____ Provided data

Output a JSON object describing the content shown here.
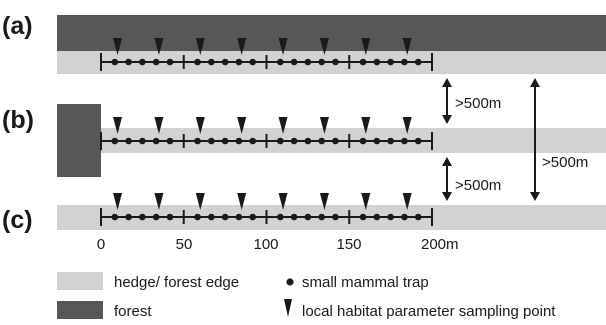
{
  "panels": [
    {
      "label": "(a)",
      "context": "hedge adjacent to forest strip"
    },
    {
      "label": "(b)",
      "context": "hedge starting at forest block"
    },
    {
      "label": "(c)",
      "context": "isolated hedge"
    }
  ],
  "transect": {
    "length_m": 200,
    "segment_length_m": 50,
    "traps_per_segment": 5,
    "sampling_points_m": [
      10,
      35,
      60,
      85,
      110,
      135,
      160,
      185
    ]
  },
  "axis": {
    "ticks": [
      "0",
      "50",
      "100",
      "150",
      "200m"
    ]
  },
  "distances": [
    {
      "label": ">500m",
      "between": "a-b"
    },
    {
      "label": ">500m",
      "between": "b-c"
    },
    {
      "label": ">500m",
      "between": "a-c"
    }
  ],
  "legend": {
    "hedge": "hedge/ forest edge",
    "forest": "forest",
    "trap": "small mammal trap",
    "sampling": "local habitat parameter sampling point"
  },
  "colors": {
    "hedge": "#d2d2d2",
    "forest": "#575757",
    "ink": "#1a1a1a"
  }
}
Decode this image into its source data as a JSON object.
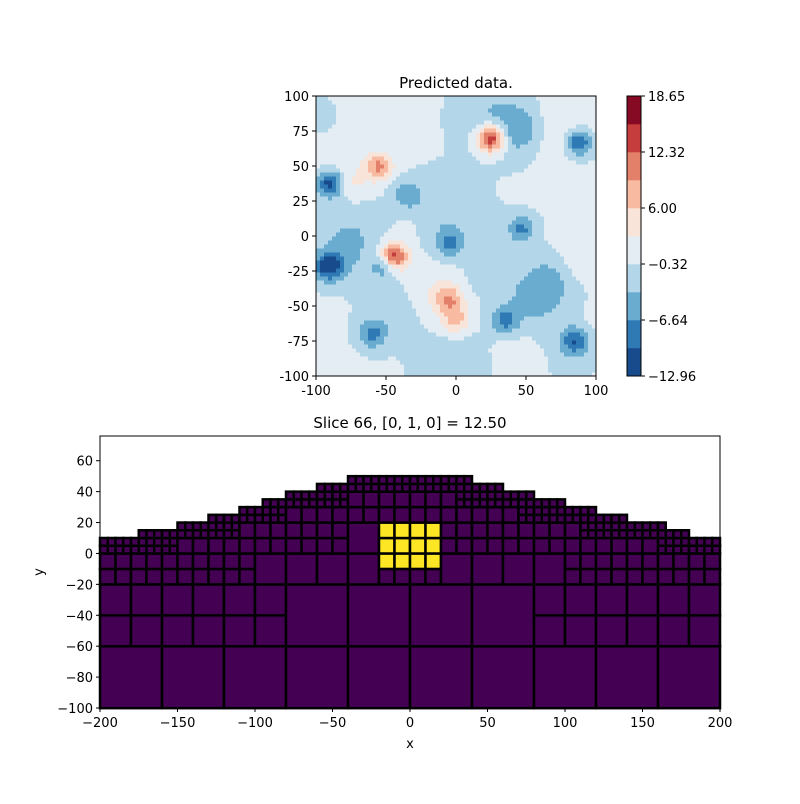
{
  "chart_data": [
    {
      "type": "heatmap",
      "subtype": "filled-contour",
      "title": "Predicted data.",
      "xlim": [
        -100,
        100
      ],
      "ylim": [
        -100,
        100
      ],
      "xticks": [
        "-100",
        "-50",
        "0",
        "50",
        "100"
      ],
      "yticks": [
        "-100",
        "-75",
        "-50",
        "-25",
        "0",
        "25",
        "50",
        "75",
        "100"
      ],
      "colormap": "RdBu_r",
      "levels": [
        -12.96,
        -9.8,
        -6.64,
        -3.48,
        -0.32,
        2.84,
        6.0,
        9.16,
        12.32,
        15.49,
        18.65
      ],
      "level_colors": [
        "#174b8c",
        "#2f79b5",
        "#6aacd0",
        "#b3d6e8",
        "#e3edf3",
        "#f9e4d9",
        "#f8bba1",
        "#e3806a",
        "#c53d3d",
        "#870a24"
      ],
      "colorbar_ticks": [
        "18.65",
        "12.32",
        "6.00",
        "−0.32",
        "−6.64",
        "−12.96"
      ],
      "extrema": [
        {
          "x": 25,
          "y": 70,
          "value": 17
        },
        {
          "x": -45,
          "y": -15,
          "value": 18
        },
        {
          "x": -55,
          "y": 50,
          "value": 10
        },
        {
          "x": -5,
          "y": -45,
          "value": 8
        },
        {
          "x": 0,
          "y": -60,
          "value": 7
        },
        {
          "x": -90,
          "y": 38,
          "value": -12
        },
        {
          "x": 88,
          "y": 68,
          "value": -11
        },
        {
          "x": -92,
          "y": -22,
          "value": -10
        },
        {
          "x": -50,
          "y": -20,
          "value": -9
        },
        {
          "x": 85,
          "y": -75,
          "value": -9
        },
        {
          "x": 47,
          "y": 5,
          "value": -8
        },
        {
          "x": 35,
          "y": -60,
          "value": -8
        },
        {
          "x": -35,
          "y": 30,
          "value": -6
        },
        {
          "x": -5,
          "y": -5,
          "value": -7
        },
        {
          "x": -60,
          "y": -70,
          "value": -7
        }
      ]
    },
    {
      "type": "mesh",
      "title": "Slice 66, [0, 1, 0] = 12.50",
      "xlabel": "x",
      "ylabel": "y",
      "xlim": [
        -200,
        200
      ],
      "ylim": [
        -100,
        76
      ],
      "xticks": [
        "−200",
        "−150",
        "−100",
        "−50",
        "0",
        "50",
        "100",
        "150",
        "200"
      ],
      "yticks": [
        "−100",
        "−80",
        "−60",
        "−40",
        "−20",
        "0",
        "20",
        "40",
        "60"
      ],
      "background_color": "#440154",
      "highlight_color": "#fde725",
      "highlight_region": {
        "x": [
          -20,
          20
        ],
        "y": [
          -10,
          20
        ]
      },
      "surface_profile": [
        {
          "x": [
            -200,
            -175
          ],
          "top": 8
        },
        {
          "x": [
            -175,
            -150
          ],
          "top": 13
        },
        {
          "x": [
            -150,
            -130
          ],
          "top": 18
        },
        {
          "x": [
            -130,
            -110
          ],
          "top": 23
        },
        {
          "x": [
            -110,
            -95
          ],
          "top": 28
        },
        {
          "x": [
            -95,
            -80
          ],
          "top": 33
        },
        {
          "x": [
            -80,
            -60
          ],
          "top": 38
        },
        {
          "x": [
            -60,
            -40
          ],
          "top": 43
        },
        {
          "x": [
            -40,
            40
          ],
          "top": 48
        },
        {
          "x": [
            40,
            60
          ],
          "top": 43
        },
        {
          "x": [
            60,
            80
          ],
          "top": 38
        },
        {
          "x": [
            80,
            100
          ],
          "top": 33
        },
        {
          "x": [
            100,
            120
          ],
          "top": 28
        },
        {
          "x": [
            120,
            140
          ],
          "top": 23
        },
        {
          "x": [
            140,
            165
          ],
          "top": 18
        },
        {
          "x": [
            165,
            180
          ],
          "top": 13
        },
        {
          "x": [
            180,
            200
          ],
          "top": 8
        }
      ]
    }
  ]
}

________

What is needed is an exact reproduction of the data, pictures excluded.

Output a JSON object describing the content shown here.
{
  "panels": [
    {
      "label": "(a)",
      "context": "hedge adjacent to forest strip"
    },
    {
      "label": "(b)",
      "context": "hedge starting at forest block"
    },
    {
      "label": "(c)",
      "context": "isolated hedge"
    }
  ],
  "transect": {
    "length_m": 200,
    "segment_length_m": 50,
    "traps_per_segment": 5,
    "sampling_points_m": [
      10,
      35,
      60,
      85,
      110,
      135,
      160,
      185
    ]
  },
  "axis": {
    "ticks": [
      "0",
      "50",
      "100",
      "150",
      "200m"
    ]
  },
  "distances": [
    {
      "label": ">500m",
      "between": "a-b"
    },
    {
      "label": ">500m",
      "between": "b-c"
    },
    {
      "label": ">500m",
      "between": "a-c"
    }
  ],
  "legend": {
    "hedge": "hedge/ forest edge",
    "forest": "forest",
    "trap": "small mammal trap",
    "sampling": "local habitat parameter sampling point"
  },
  "colors": {
    "hedge": "#d2d2d2",
    "forest": "#575757",
    "ink": "#1a1a1a"
  }
}
Decode this image into its source data as a JSON object.
{
  "chart_data": [
    {
      "type": "heatmap",
      "subtype": "filled-contour",
      "title": "Predicted data.",
      "xlim": [
        -100,
        100
      ],
      "ylim": [
        -100,
        100
      ],
      "xticks": [
        "-100",
        "-50",
        "0",
        "50",
        "100"
      ],
      "yticks": [
        "-100",
        "-75",
        "-50",
        "-25",
        "0",
        "25",
        "50",
        "75",
        "100"
      ],
      "colormap": "RdBu_r",
      "levels": [
        -12.96,
        -9.8,
        -6.64,
        -3.48,
        -0.32,
        2.84,
        6.0,
        9.16,
        12.32,
        15.49,
        18.65
      ],
      "level_colors": [
        "#174b8c",
        "#2f79b5",
        "#6aacd0",
        "#b3d6e8",
        "#e3edf3",
        "#f9e4d9",
        "#f8bba1",
        "#e3806a",
        "#c53d3d",
        "#870a24"
      ],
      "colorbar_ticks": [
        "18.65",
        "12.32",
        "6.00",
        "−0.32",
        "−6.64",
        "−12.96"
      ],
      "extrema": [
        {
          "x": 25,
          "y": 70,
          "value": 17
        },
        {
          "x": -45,
          "y": -15,
          "value": 18
        },
        {
          "x": -55,
          "y": 50,
          "value": 10
        },
        {
          "x": -5,
          "y": -45,
          "value": 8
        },
        {
          "x": 0,
          "y": -60,
          "value": 7
        },
        {
          "x": -90,
          "y": 38,
          "value": -12
        },
        {
          "x": 88,
          "y": 68,
          "value": -11
        },
        {
          "x": -92,
          "y": -22,
          "value": -10
        },
        {
          "x": -50,
          "y": -20,
          "value": -9
        },
        {
          "x": 85,
          "y": -75,
          "value": -9
        },
        {
          "x": 47,
          "y": 5,
          "value": -8
        },
        {
          "x": 35,
          "y": -60,
          "value": -8
        },
        {
          "x": -35,
          "y": 30,
          "value": -6
        },
        {
          "x": -5,
          "y": -5,
          "value": -7
        },
        {
          "x": -60,
          "y": -70,
          "value": -7
        }
      ]
    },
    {
      "type": "mesh",
      "title": "Slice 66, [0, 1, 0] = 12.50",
      "xlabel": "x",
      "ylabel": "y",
      "xlim": [
        -200,
        200
      ],
      "ylim": [
        -100,
        76
      ],
      "xticks": [
        "−200",
        "−150",
        "−100",
        "−50",
        "0",
        "50",
        "100",
        "150",
        "200"
      ],
      "yticks": [
        "−100",
        "−80",
        "−60",
        "−40",
        "−20",
        "0",
        "20",
        "40",
        "60"
      ],
      "background_color": "#440154",
      "highlight_color": "#fde725",
      "highlight_region": {
        "x": [
          -20,
          20
        ],
        "y": [
          -10,
          20
        ]
      },
      "surface_profile": [
        {
          "x": [
            -200,
            -175
          ],
          "top": 8
        },
        {
          "x": [
            -175,
            -150
          ],
          "top": 13
        },
        {
          "x": [
            -150,
            -130
          ],
          "top": 18
        },
        {
          "x": [
            -130,
            -110
          ],
          "top": 23
        },
        {
          "x": [
            -110,
            -95
          ],
          "top": 28
        },
        {
          "x": [
            -95,
            -80
          ],
          "top": 33
        },
        {
          "x": [
            -80,
            -60
          ],
          "top": 38
        },
        {
          "x": [
            -60,
            -40
          ],
          "top": 43
        },
        {
          "x": [
            -40,
            40
          ],
          "top": 48
        },
        {
          "x": [
            40,
            60
          ],
          "top": 43
        },
        {
          "x": [
            60,
            80
          ],
          "top": 38
        },
        {
          "x": [
            80,
            100
          ],
          "top": 33
        },
        {
          "x": [
            100,
            120
          ],
          "top": 28
        },
        {
          "x": [
            120,
            140
          ],
          "top": 23
        },
        {
          "x": [
            140,
            165
          ],
          "top": 18
        },
        {
          "x": [
            165,
            180
          ],
          "top": 13
        },
        {
          "x": [
            180,
            200
          ],
          "top": 8
        }
      ]
    }
  ]
}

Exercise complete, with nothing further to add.